● INSTRUCTION
Set each record down exactly, excluding all images.

● INPUT
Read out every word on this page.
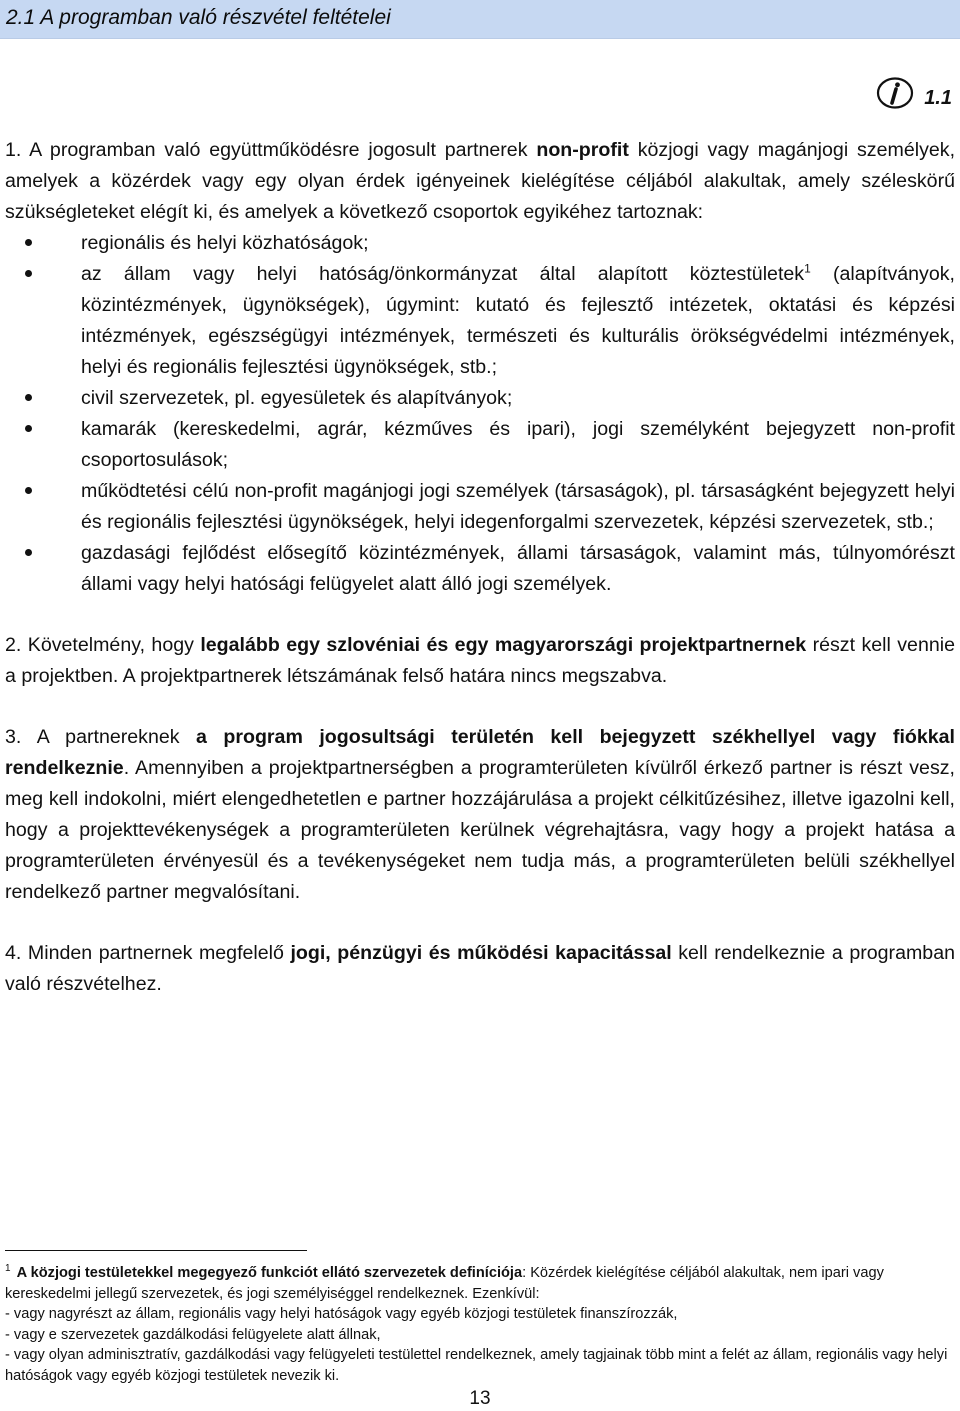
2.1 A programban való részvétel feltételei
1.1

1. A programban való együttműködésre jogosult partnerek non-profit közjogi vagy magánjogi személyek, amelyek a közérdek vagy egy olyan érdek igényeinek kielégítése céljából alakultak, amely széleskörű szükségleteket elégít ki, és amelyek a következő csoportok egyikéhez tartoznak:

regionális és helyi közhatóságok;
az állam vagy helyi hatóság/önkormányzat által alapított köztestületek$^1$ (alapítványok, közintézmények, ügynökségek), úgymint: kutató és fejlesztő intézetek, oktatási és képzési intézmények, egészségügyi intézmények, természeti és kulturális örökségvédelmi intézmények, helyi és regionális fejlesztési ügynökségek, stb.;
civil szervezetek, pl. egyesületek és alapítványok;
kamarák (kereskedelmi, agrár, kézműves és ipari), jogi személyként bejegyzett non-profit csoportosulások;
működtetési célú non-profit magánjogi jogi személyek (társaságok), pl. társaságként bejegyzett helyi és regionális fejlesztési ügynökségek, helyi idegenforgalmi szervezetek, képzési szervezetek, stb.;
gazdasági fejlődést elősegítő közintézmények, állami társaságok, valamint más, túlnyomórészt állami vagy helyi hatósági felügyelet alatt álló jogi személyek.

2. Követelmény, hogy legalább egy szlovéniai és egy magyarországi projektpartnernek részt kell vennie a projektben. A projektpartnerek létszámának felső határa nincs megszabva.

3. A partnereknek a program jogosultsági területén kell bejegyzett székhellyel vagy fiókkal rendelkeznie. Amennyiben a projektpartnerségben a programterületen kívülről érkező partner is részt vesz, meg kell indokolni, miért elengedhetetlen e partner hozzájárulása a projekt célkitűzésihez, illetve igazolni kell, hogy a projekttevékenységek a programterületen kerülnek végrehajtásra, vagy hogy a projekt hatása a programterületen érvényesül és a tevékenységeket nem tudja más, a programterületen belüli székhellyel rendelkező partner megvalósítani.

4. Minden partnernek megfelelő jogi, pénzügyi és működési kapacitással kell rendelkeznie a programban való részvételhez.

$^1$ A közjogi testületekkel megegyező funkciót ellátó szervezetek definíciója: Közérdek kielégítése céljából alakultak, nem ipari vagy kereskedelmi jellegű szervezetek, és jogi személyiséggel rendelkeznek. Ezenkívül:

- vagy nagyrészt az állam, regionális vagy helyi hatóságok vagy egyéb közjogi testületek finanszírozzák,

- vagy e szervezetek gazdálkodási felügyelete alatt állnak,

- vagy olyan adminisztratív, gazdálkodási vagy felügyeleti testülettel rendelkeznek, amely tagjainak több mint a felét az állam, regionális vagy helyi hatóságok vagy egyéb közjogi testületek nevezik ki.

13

● SOLUTION
Read out every word on this page.
2.1 A programban való részvétel feltételei
1.1

1. A programban való együttműködésre jogosult partnerek non-profit közjogi vagy magánjogi személyek, amelyek a közérdek vagy egy olyan érdek igényeinek kielégítése céljából alakultak, amely széleskörű szükségleteket elégít ki, és amelyek a következő csoportok egyikéhez tartoznak:

regionális és helyi közhatóságok;
az állam vagy helyi hatóság/önkormányzat által alapított köztestületek$^1$ (alapítványok, közintézmények, ügynökségek), úgymint: kutató és fejlesztő intézetek, oktatási és képzési intézmények, egészségügyi intézmények, természeti és kulturális örökségvédelmi intézmények, helyi és regionális fejlesztési ügynökségek, stb.;
civil szervezetek, pl. egyesületek és alapítványok;
kamarák (kereskedelmi, agrár, kézműves és ipari), jogi személyként bejegyzett non-profit csoportosulások;
működtetési célú non-profit magánjogi jogi személyek (társaságok), pl. társaságként bejegyzett helyi és regionális fejlesztési ügynökségek, helyi idegenforgalmi szervezetek, képzési szervezetek, stb.;
gazdasági fejlődést elősegítő közintézmények, állami társaságok, valamint más, túlnyomórészt állami vagy helyi hatósági felügyelet alatt álló jogi személyek.

2. Követelmény, hogy legalább egy szlovéniai és egy magyarországi projektpartnernek részt kell vennie a projektben. A projektpartnerek létszámának felső határa nincs megszabva.

3. A partnereknek a program jogosultsági területén kell bejegyzett székhellyel vagy fiókkal rendelkeznie. Amennyiben a projektpartnerségben a programterületen kívülről érkező partner is részt vesz, meg kell indokolni, miért elengedhetetlen e partner hozzájárulása a projekt célkitűzésihez, illetve igazolni kell, hogy a projekttevékenységek a programterületen kerülnek végrehajtásra, vagy hogy a projekt hatása a programterületen érvényesül és a tevékenységeket nem tudja más, a programterületen belüli székhellyel rendelkező partner megvalósítani.

4. Minden partnernek megfelelő jogi, pénzügyi és működési kapacitással kell rendelkeznie a programban való részvételhez.

$^1$ A közjogi testületekkel megegyező funkciót ellátó szervezetek definíciója: Közérdek kielégítése céljából alakultak, nem ipari vagy kereskedelmi jellegű szervezetek, és jogi személyiséggel rendelkeznek. Ezenkívül:

- vagy nagyrészt az állam, regionális vagy helyi hatóságok vagy egyéb közjogi testületek finanszírozzák,

- vagy e szervezetek gazdálkodási felügyelete alatt állnak,

- vagy olyan adminisztratív, gazdálkodási vagy felügyeleti testülettel rendelkeznek, amely tagjainak több mint a felét az állam, regionális vagy helyi hatóságok vagy egyéb közjogi testületek nevezik ki.

13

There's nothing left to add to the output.